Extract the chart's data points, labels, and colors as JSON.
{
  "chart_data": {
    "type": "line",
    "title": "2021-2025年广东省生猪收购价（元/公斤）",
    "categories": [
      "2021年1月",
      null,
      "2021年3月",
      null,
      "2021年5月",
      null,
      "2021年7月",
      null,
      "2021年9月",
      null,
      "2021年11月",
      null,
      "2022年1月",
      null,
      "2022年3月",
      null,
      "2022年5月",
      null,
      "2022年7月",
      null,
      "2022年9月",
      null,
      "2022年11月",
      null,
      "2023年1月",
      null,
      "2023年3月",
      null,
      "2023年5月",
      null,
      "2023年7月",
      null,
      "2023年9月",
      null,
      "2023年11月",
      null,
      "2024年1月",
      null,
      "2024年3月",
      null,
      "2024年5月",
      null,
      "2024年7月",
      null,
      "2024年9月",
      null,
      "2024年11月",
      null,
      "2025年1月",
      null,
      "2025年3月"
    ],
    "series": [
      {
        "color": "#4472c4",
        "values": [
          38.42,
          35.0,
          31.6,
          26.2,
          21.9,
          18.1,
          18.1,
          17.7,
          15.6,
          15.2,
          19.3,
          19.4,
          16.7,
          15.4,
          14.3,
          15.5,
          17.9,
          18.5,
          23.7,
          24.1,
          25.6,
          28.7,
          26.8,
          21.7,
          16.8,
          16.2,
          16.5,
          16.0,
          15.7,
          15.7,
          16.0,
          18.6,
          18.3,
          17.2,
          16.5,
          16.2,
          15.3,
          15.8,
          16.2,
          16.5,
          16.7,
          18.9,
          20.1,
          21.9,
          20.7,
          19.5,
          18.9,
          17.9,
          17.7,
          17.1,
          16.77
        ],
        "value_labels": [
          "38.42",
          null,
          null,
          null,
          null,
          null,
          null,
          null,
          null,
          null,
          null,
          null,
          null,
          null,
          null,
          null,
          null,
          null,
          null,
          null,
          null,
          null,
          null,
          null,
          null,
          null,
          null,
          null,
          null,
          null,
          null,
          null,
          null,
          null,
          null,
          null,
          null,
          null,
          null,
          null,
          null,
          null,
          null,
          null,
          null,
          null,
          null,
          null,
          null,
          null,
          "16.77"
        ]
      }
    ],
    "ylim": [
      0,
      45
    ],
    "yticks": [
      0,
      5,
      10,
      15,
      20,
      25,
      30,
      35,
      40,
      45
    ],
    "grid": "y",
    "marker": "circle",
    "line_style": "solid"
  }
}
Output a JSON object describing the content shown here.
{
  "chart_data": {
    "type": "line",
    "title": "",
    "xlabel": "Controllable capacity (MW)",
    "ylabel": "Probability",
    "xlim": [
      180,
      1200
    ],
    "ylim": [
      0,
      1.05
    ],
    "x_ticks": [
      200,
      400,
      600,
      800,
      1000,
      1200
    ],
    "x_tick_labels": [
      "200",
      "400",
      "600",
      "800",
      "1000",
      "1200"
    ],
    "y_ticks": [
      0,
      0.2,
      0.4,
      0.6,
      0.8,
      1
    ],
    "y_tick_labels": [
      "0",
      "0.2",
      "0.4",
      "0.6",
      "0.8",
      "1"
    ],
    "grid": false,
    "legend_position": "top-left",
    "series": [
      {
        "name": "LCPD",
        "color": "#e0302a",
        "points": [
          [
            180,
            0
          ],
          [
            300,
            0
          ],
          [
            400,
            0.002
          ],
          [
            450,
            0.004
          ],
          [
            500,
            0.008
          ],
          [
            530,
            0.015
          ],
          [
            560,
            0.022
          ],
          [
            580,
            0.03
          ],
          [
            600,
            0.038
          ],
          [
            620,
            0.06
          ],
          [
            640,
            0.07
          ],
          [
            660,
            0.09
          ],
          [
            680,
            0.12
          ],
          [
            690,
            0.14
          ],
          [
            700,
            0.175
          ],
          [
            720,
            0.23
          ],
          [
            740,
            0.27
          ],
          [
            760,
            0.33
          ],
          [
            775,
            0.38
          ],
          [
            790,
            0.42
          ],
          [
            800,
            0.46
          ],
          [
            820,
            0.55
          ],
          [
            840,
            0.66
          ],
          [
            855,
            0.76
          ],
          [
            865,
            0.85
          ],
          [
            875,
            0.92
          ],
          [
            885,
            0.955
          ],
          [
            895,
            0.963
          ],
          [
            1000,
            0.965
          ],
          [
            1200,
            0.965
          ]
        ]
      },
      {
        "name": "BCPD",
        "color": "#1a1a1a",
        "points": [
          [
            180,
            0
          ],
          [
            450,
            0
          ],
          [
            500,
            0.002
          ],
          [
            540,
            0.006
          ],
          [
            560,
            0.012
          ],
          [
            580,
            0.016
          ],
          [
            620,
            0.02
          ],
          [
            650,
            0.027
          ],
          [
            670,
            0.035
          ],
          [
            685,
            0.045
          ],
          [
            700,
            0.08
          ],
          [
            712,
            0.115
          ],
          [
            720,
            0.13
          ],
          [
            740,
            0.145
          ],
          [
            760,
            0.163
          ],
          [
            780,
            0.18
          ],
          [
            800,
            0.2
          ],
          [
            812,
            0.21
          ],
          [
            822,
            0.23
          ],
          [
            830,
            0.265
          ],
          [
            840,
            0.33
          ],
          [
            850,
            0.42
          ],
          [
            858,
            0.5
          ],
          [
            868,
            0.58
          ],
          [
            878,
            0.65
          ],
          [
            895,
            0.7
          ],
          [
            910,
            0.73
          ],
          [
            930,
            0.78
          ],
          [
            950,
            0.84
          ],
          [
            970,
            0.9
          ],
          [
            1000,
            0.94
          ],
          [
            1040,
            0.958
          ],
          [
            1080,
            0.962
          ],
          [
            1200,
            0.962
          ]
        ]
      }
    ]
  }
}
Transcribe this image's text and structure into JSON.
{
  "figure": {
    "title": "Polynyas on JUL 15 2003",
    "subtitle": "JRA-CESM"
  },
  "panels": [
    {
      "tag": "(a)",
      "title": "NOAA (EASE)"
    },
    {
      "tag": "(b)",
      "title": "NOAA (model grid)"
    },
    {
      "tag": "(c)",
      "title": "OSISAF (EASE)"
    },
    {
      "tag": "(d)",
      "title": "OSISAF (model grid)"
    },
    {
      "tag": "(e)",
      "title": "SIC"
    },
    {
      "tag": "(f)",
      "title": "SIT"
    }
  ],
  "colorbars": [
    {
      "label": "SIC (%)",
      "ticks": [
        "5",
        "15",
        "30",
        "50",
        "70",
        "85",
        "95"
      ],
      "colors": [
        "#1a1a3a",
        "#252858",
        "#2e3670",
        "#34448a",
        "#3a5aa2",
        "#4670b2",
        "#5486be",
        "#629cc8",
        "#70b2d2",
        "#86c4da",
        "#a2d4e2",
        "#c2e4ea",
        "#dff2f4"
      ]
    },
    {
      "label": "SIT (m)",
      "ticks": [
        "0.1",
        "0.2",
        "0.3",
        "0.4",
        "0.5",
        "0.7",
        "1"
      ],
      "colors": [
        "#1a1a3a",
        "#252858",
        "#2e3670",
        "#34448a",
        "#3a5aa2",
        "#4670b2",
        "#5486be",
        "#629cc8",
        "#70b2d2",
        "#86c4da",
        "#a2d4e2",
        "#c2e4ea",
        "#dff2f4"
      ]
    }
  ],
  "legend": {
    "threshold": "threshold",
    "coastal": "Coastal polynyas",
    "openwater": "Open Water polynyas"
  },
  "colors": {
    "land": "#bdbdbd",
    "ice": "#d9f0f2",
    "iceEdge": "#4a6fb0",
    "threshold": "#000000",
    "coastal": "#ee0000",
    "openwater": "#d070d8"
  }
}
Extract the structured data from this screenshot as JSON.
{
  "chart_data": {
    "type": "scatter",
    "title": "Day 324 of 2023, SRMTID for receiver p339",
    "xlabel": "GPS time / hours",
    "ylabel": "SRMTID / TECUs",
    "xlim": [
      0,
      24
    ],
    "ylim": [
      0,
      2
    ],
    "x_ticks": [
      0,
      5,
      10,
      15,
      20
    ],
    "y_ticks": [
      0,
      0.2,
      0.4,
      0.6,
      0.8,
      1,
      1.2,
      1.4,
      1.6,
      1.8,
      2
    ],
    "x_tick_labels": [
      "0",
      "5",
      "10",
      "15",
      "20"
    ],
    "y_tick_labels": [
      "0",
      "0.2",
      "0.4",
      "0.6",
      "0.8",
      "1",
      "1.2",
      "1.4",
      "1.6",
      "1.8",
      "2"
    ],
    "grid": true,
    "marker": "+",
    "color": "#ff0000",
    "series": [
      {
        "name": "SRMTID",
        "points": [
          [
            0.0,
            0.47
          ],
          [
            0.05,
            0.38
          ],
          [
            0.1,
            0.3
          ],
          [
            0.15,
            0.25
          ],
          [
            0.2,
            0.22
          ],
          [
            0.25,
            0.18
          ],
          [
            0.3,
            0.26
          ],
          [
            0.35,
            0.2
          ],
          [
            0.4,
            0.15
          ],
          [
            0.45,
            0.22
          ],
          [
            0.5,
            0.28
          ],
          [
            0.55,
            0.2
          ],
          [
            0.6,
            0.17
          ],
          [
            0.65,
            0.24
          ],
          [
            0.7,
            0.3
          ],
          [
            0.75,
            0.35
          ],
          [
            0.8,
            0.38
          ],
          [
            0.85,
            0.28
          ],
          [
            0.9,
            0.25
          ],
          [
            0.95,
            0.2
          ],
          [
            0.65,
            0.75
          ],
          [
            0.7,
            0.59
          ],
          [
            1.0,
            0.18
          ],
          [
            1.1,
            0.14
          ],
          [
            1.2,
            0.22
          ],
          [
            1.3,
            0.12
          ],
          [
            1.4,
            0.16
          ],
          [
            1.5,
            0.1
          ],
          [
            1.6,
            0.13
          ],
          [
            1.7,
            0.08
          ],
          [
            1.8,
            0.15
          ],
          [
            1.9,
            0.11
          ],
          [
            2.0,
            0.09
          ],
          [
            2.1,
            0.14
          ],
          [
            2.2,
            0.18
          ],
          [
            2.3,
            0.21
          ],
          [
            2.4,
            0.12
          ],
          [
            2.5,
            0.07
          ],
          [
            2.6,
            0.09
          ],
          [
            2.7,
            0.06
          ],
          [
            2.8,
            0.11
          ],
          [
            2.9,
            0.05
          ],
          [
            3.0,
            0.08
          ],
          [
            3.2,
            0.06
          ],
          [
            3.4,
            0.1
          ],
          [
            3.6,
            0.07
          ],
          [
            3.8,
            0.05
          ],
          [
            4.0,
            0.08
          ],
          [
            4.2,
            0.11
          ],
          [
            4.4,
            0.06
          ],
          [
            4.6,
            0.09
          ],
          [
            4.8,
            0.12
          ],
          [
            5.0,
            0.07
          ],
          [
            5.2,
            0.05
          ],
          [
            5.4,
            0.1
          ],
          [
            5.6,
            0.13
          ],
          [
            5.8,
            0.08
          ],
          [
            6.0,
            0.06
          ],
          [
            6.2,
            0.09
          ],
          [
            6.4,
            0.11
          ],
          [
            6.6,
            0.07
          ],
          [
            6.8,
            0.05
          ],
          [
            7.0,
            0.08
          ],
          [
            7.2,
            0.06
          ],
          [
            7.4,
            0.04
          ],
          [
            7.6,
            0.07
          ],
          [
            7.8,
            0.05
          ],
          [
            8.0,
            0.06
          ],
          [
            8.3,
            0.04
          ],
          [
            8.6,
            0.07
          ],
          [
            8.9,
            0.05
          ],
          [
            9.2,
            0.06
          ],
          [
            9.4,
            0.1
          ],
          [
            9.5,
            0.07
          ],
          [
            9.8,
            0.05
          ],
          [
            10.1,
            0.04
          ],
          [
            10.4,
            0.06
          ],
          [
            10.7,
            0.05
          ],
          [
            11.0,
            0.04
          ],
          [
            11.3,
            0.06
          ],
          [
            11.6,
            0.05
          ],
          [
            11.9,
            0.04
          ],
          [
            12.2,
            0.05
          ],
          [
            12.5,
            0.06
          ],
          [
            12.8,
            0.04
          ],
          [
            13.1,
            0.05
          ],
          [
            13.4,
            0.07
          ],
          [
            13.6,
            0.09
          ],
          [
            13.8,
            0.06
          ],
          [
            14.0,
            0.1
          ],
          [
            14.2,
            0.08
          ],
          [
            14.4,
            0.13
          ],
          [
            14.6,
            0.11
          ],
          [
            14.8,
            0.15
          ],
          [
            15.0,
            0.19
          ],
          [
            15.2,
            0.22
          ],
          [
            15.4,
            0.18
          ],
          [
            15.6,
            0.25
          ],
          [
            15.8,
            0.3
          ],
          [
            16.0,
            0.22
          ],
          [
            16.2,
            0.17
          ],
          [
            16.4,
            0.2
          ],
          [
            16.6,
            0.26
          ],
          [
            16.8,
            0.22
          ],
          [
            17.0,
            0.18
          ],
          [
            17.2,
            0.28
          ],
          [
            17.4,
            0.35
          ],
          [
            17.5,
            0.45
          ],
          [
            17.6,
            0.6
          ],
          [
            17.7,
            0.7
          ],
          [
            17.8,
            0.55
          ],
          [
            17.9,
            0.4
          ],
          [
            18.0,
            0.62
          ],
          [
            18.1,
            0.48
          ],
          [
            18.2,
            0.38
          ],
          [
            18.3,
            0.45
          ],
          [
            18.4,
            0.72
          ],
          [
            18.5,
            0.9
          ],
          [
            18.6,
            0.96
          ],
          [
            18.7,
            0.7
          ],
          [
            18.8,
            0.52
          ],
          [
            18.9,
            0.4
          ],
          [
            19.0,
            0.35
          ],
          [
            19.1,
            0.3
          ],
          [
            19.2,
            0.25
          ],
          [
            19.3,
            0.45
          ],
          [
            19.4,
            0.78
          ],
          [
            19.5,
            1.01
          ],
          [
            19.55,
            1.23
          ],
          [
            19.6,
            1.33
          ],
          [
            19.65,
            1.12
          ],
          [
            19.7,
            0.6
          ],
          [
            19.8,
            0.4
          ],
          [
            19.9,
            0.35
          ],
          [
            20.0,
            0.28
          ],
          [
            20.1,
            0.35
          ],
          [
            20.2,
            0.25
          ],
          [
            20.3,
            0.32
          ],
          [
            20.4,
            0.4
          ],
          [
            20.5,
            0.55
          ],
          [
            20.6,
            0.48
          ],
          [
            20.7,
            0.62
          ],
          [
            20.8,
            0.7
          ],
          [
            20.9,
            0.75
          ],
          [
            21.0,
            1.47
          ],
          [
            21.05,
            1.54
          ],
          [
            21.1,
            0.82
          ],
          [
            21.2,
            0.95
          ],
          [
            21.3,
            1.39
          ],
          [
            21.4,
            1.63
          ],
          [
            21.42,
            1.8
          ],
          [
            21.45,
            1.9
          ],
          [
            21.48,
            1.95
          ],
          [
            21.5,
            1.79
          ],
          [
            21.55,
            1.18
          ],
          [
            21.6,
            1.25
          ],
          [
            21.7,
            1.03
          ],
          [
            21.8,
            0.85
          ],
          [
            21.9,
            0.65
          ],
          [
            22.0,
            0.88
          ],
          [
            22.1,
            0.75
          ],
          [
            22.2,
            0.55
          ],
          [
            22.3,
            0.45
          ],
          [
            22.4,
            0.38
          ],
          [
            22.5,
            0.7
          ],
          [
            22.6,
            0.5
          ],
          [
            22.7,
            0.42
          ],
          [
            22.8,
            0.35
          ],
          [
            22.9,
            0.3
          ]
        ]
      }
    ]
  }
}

------------------------------------------------------------

■ **Given request**: Show each line in the entries that holds the string "this".

■ **Correct answer**:
Transcribe this image's text and structure into JSON.
Extract the structured data from this screenshot as JSON.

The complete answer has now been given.